┌─ Data extract
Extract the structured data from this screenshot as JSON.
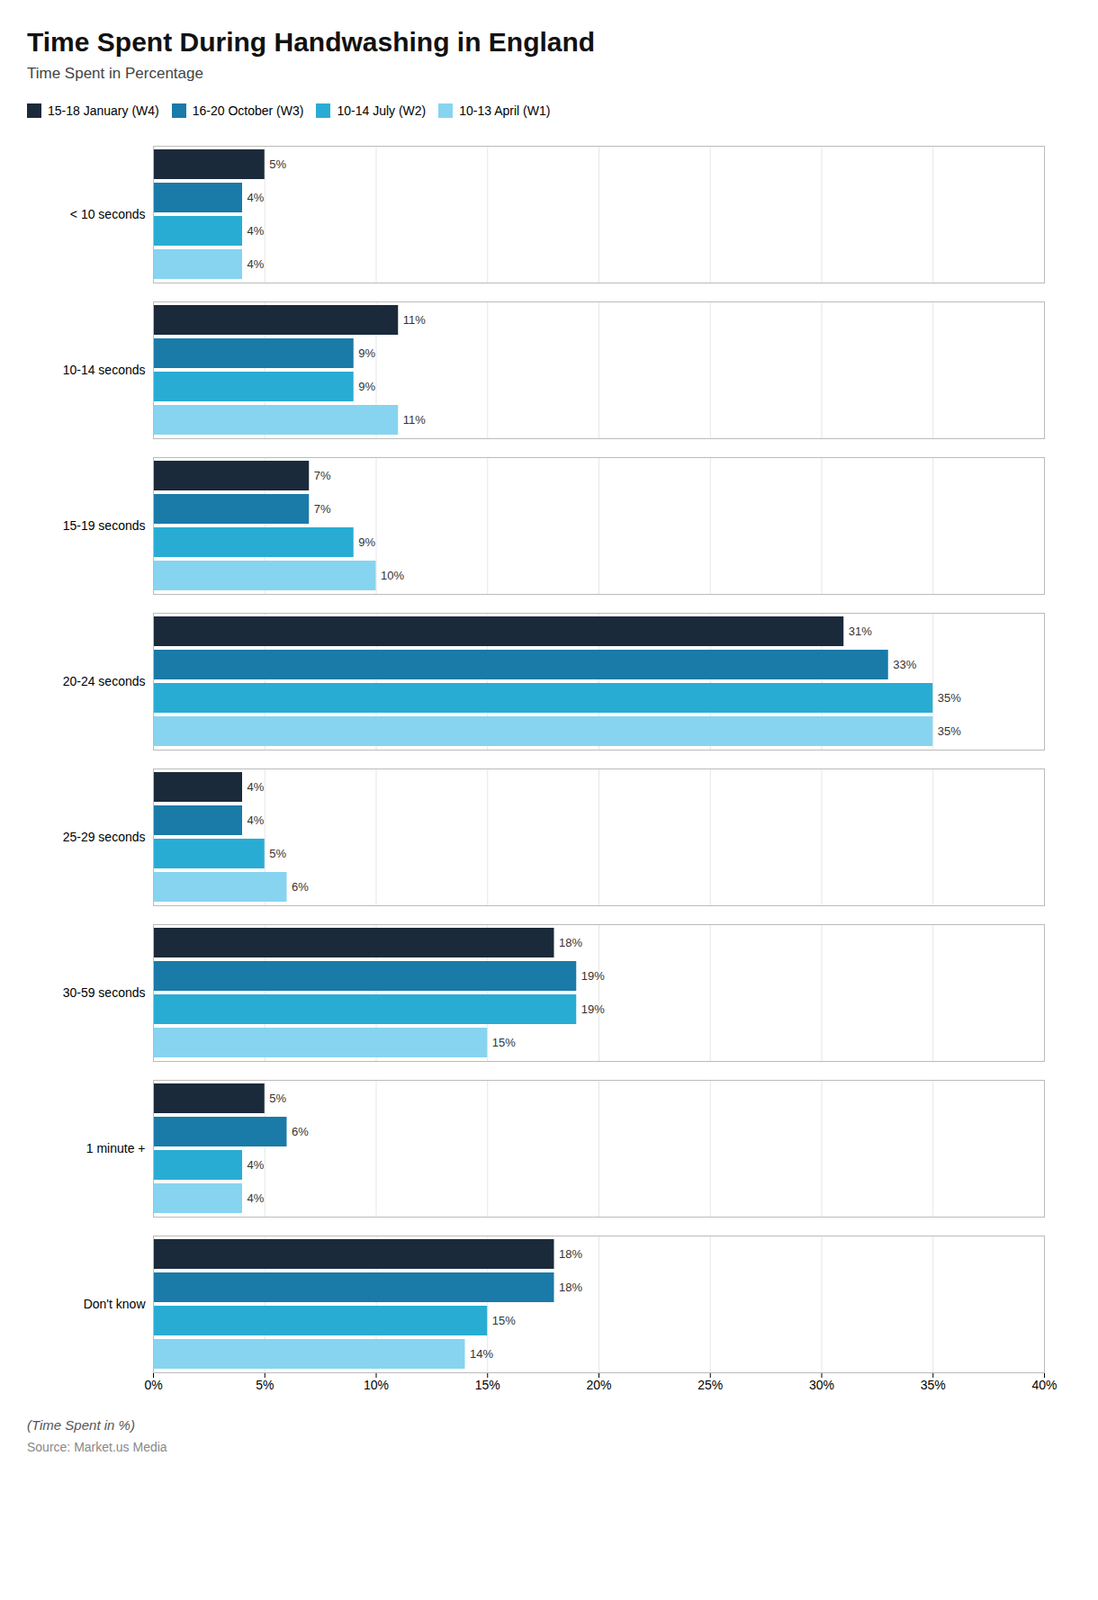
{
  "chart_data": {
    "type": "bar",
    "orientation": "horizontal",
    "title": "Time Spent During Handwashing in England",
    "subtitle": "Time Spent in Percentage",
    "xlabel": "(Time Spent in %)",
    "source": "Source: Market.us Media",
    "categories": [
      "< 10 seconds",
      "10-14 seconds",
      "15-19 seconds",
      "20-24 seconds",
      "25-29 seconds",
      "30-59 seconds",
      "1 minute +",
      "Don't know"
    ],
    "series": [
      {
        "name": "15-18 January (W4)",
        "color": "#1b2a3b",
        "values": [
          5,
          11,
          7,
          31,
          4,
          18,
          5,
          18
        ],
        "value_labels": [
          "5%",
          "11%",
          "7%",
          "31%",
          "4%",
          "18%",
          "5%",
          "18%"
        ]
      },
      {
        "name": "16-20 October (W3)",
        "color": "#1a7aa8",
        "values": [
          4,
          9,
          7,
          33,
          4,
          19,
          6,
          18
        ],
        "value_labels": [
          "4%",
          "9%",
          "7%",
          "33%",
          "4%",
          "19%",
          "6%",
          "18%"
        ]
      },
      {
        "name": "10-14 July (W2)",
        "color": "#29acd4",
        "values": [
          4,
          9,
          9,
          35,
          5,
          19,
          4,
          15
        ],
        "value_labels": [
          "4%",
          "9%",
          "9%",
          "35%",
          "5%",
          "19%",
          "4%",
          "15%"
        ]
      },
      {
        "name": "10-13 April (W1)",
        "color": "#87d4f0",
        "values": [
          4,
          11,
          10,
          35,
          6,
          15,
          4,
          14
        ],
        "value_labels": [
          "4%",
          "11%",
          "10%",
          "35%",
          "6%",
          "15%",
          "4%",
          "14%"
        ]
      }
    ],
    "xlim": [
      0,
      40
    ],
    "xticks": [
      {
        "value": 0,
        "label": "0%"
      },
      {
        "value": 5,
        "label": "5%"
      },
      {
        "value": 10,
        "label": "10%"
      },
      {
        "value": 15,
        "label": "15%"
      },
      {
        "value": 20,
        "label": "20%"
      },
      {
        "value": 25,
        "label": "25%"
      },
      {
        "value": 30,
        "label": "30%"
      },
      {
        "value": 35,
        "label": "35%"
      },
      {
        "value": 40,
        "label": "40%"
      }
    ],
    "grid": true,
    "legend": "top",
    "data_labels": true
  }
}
└─
┌─ Data extract
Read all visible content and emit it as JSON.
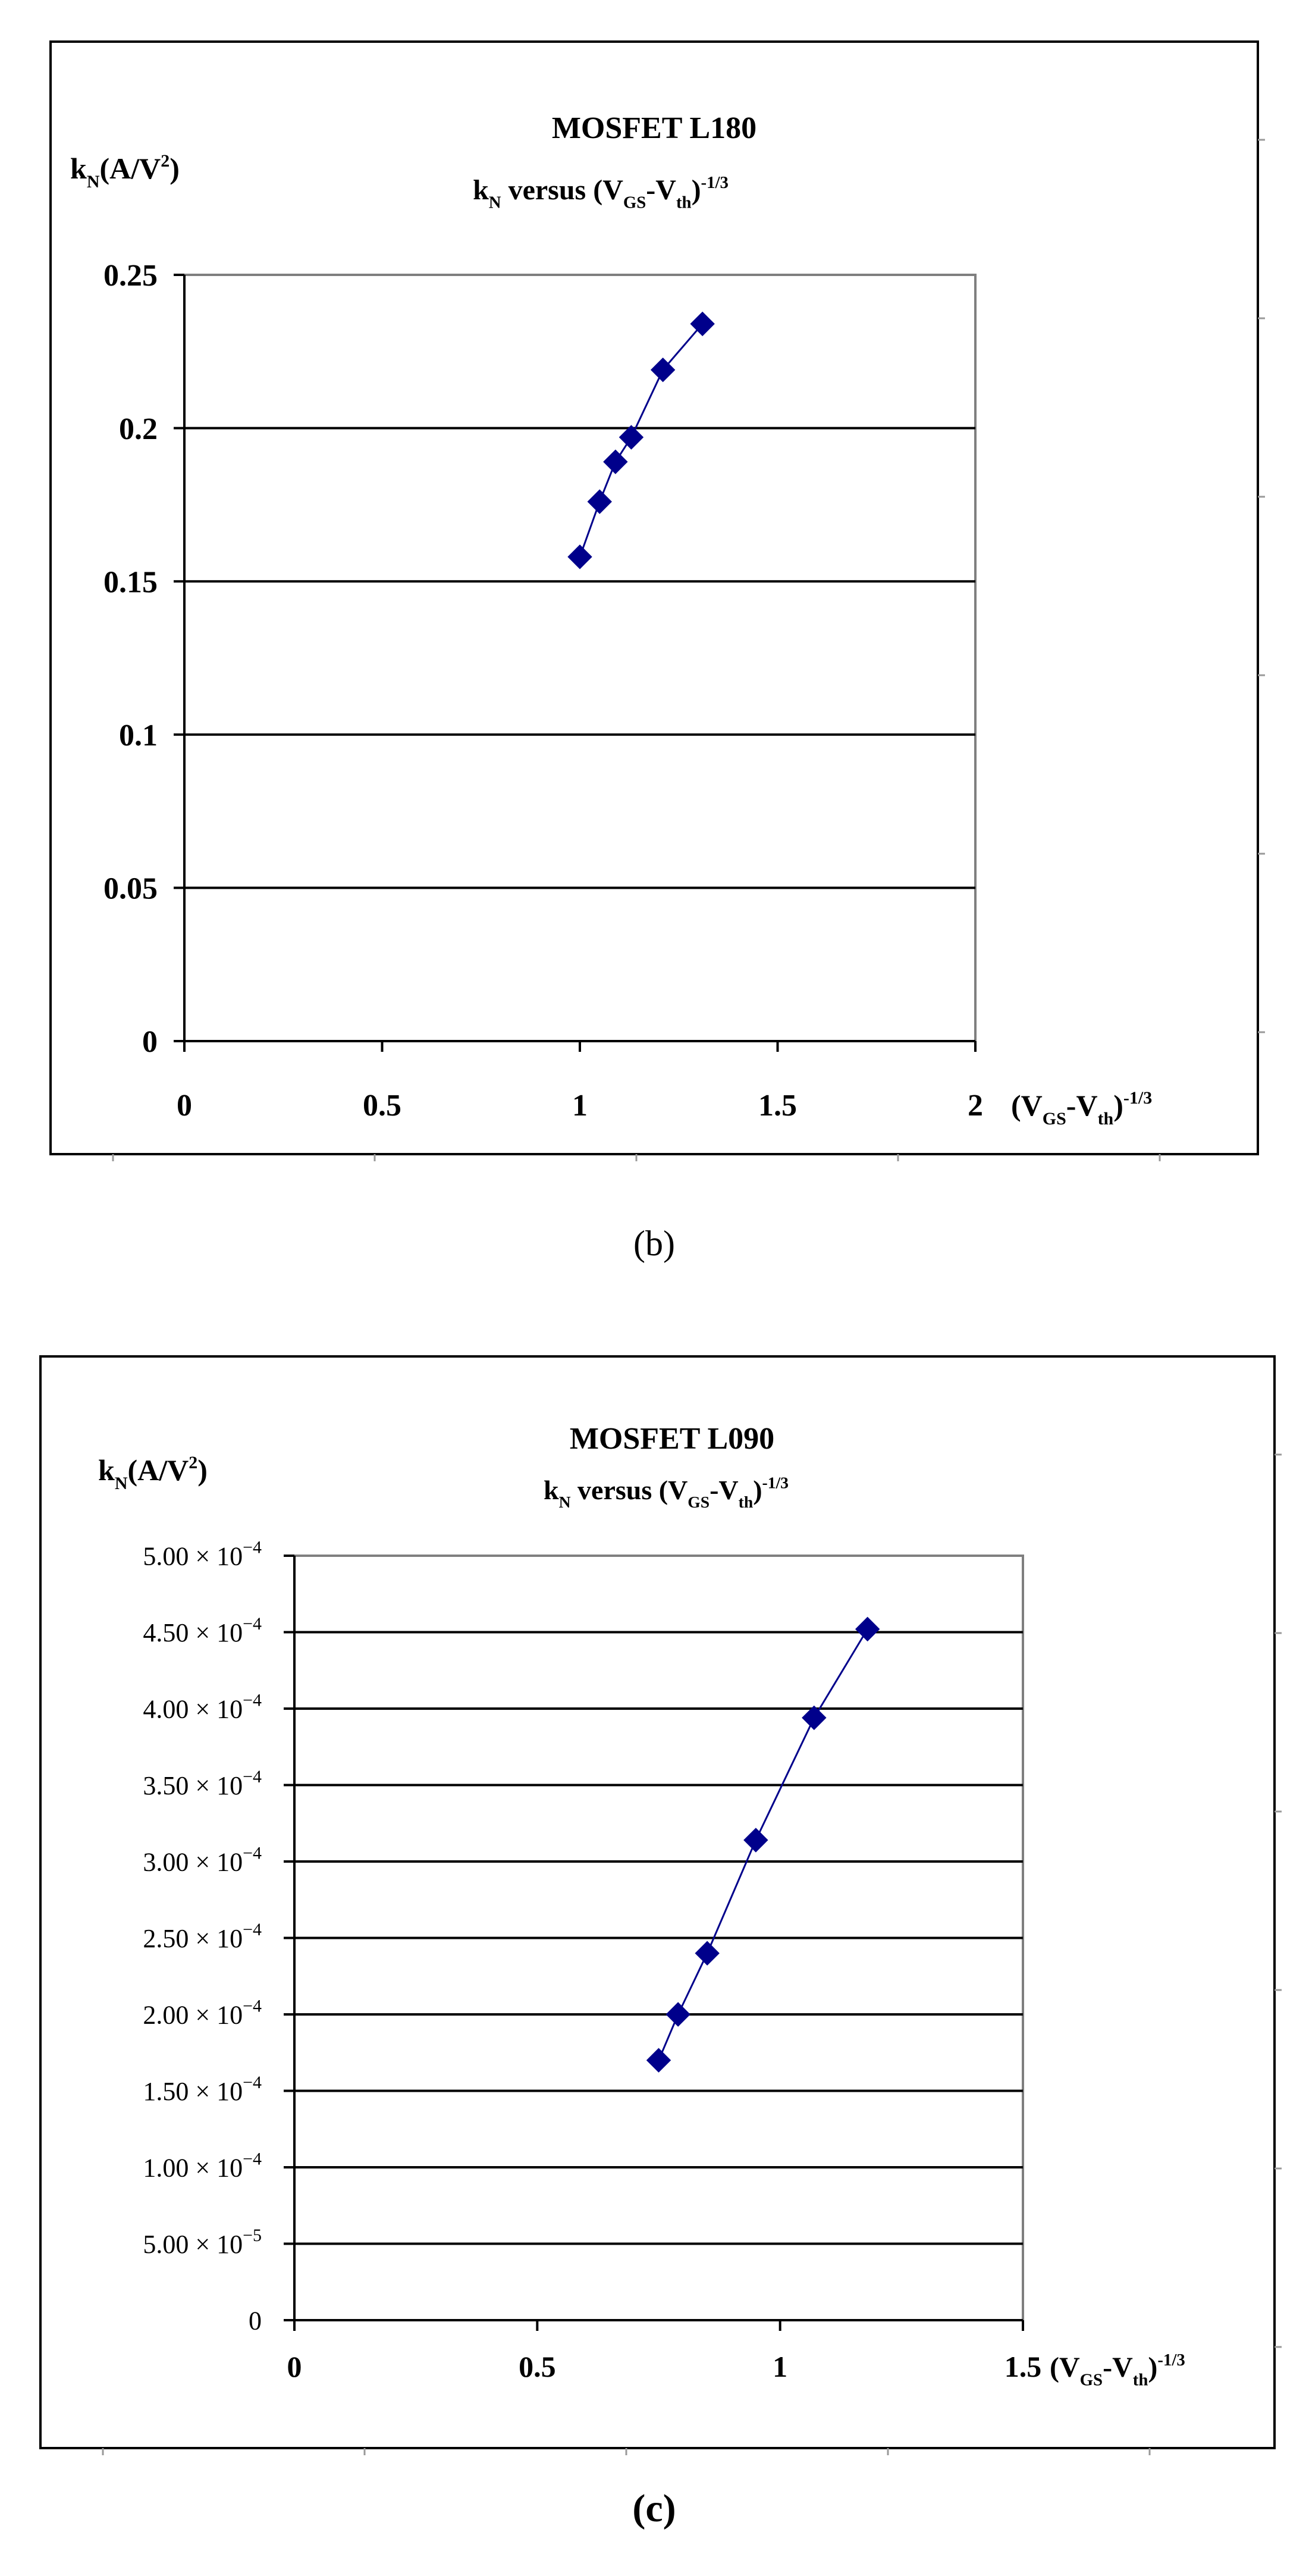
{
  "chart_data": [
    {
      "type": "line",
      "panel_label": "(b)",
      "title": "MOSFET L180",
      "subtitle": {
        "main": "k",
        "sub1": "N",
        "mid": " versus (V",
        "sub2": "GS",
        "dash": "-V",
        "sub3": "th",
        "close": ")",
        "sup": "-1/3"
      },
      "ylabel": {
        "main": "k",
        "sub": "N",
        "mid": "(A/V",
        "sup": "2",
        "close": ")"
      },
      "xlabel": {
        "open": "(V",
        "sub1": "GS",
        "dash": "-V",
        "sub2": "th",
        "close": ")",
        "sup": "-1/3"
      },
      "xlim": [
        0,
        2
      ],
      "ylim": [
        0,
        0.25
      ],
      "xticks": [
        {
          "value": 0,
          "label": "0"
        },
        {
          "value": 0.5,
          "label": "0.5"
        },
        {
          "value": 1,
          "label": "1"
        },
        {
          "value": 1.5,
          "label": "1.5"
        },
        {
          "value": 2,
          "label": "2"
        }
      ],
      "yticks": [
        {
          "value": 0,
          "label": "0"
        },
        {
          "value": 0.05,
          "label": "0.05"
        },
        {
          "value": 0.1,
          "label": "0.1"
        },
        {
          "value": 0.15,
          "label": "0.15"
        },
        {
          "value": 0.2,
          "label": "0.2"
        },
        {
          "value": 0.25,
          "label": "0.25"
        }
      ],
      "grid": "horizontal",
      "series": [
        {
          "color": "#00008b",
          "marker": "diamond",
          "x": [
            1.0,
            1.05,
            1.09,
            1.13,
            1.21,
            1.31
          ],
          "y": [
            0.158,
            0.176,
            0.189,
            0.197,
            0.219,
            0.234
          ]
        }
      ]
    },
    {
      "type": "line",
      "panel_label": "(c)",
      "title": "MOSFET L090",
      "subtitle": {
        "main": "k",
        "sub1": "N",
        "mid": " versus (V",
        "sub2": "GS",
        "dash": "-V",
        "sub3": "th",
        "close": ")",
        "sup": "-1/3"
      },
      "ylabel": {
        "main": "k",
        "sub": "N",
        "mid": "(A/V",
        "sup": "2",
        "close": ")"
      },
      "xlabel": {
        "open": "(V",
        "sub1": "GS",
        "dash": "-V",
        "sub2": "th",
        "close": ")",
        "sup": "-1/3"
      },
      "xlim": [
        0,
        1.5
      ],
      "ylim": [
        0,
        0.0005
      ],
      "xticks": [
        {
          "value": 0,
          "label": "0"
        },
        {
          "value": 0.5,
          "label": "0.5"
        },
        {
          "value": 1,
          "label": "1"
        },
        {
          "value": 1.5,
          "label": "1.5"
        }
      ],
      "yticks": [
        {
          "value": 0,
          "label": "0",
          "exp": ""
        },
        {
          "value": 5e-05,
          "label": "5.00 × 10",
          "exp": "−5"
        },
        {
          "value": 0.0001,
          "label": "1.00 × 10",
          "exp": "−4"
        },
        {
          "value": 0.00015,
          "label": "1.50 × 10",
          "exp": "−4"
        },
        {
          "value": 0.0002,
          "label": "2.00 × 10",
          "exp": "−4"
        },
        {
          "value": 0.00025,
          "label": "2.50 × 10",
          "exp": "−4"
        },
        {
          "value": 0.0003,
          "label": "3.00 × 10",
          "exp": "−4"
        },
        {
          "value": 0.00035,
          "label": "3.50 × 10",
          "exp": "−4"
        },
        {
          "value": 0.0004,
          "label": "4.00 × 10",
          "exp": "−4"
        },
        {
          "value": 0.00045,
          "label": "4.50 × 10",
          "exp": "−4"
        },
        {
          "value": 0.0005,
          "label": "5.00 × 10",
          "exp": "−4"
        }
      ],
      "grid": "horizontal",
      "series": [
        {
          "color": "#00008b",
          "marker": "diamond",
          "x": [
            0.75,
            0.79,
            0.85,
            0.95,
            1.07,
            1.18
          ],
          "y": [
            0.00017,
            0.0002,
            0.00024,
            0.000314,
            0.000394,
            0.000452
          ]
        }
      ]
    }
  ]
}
└─
┌─ Data extract
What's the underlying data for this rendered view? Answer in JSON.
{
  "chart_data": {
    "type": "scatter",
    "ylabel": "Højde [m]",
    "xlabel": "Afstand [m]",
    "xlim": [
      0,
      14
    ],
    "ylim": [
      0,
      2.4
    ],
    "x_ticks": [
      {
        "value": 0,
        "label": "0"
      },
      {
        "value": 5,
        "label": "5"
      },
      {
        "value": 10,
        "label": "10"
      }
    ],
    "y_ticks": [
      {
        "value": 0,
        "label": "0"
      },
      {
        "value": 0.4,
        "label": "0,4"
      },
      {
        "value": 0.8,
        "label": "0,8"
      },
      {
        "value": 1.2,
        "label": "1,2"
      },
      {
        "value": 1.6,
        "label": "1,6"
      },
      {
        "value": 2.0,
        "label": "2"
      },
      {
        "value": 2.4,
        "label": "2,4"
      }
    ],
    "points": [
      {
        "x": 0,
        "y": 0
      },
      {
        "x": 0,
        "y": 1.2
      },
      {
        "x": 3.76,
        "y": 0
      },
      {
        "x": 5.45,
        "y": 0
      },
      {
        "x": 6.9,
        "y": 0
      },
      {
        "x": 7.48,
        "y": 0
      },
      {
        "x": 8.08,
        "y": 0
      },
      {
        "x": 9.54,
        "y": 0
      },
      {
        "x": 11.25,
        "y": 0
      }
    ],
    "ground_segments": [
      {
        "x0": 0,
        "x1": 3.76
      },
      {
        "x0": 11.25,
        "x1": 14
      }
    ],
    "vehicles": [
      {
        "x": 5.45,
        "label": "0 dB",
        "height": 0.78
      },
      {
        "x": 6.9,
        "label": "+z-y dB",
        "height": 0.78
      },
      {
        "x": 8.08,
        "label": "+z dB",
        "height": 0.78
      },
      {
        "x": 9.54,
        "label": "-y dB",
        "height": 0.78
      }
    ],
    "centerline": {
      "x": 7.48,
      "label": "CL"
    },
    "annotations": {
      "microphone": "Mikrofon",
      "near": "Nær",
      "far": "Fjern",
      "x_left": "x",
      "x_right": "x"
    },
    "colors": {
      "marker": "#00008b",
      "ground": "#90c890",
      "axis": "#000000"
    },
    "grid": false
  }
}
└─
Aim of the task
Pull every line containing "JSON" from the material above.

Answer below
Extract the structured data from this screenshot as JSON.
Read all visible content and emit it as JSON.
What's the underlying data for this rendered view? Answer in JSON.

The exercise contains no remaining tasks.